> [THE REQUEST]: Transcribe every line, keeping it exact.

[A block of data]
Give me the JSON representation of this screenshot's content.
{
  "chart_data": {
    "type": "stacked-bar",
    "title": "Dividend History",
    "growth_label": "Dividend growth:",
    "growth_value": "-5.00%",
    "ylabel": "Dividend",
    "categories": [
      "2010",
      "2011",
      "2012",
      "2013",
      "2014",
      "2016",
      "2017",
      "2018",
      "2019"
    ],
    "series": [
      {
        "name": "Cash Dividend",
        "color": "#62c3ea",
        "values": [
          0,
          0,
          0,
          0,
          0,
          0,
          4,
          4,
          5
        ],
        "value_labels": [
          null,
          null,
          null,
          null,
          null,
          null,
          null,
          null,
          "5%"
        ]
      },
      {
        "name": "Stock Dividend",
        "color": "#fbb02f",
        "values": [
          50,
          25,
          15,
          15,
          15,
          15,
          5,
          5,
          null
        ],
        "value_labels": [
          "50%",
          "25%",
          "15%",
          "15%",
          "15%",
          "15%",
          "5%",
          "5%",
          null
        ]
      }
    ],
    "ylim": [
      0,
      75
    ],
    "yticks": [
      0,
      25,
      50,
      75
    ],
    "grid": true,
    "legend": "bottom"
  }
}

> [TASK SOLUTION]:
Give me the JSON representation of this screenshot's content.
{
  "chart_data": {
    "type": "stacked-bar",
    "title": "Dividend History",
    "growth_label": "Dividend growth:",
    "growth_value": "-5.00%",
    "ylabel": "Dividend",
    "categories": [
      "2010",
      "2011",
      "2012",
      "2013",
      "2014",
      "2016",
      "2017",
      "2018",
      "2019"
    ],
    "series": [
      {
        "name": "Cash Dividend",
        "color": "#62c3ea",
        "values": [
          0,
          0,
          0,
          0,
          0,
          0,
          4,
          4,
          5
        ],
        "value_labels": [
          null,
          null,
          null,
          null,
          null,
          null,
          null,
          null,
          "5%"
        ]
      },
      {
        "name": "Stock Dividend",
        "color": "#fbb02f",
        "values": [
          50,
          25,
          15,
          15,
          15,
          15,
          5,
          5,
          null
        ],
        "value_labels": [
          "50%",
          "25%",
          "15%",
          "15%",
          "15%",
          "15%",
          "5%",
          "5%",
          null
        ]
      }
    ],
    "ylim": [
      0,
      75
    ],
    "yticks": [
      0,
      25,
      50,
      75
    ],
    "grid": true,
    "legend": "bottom"
  }
}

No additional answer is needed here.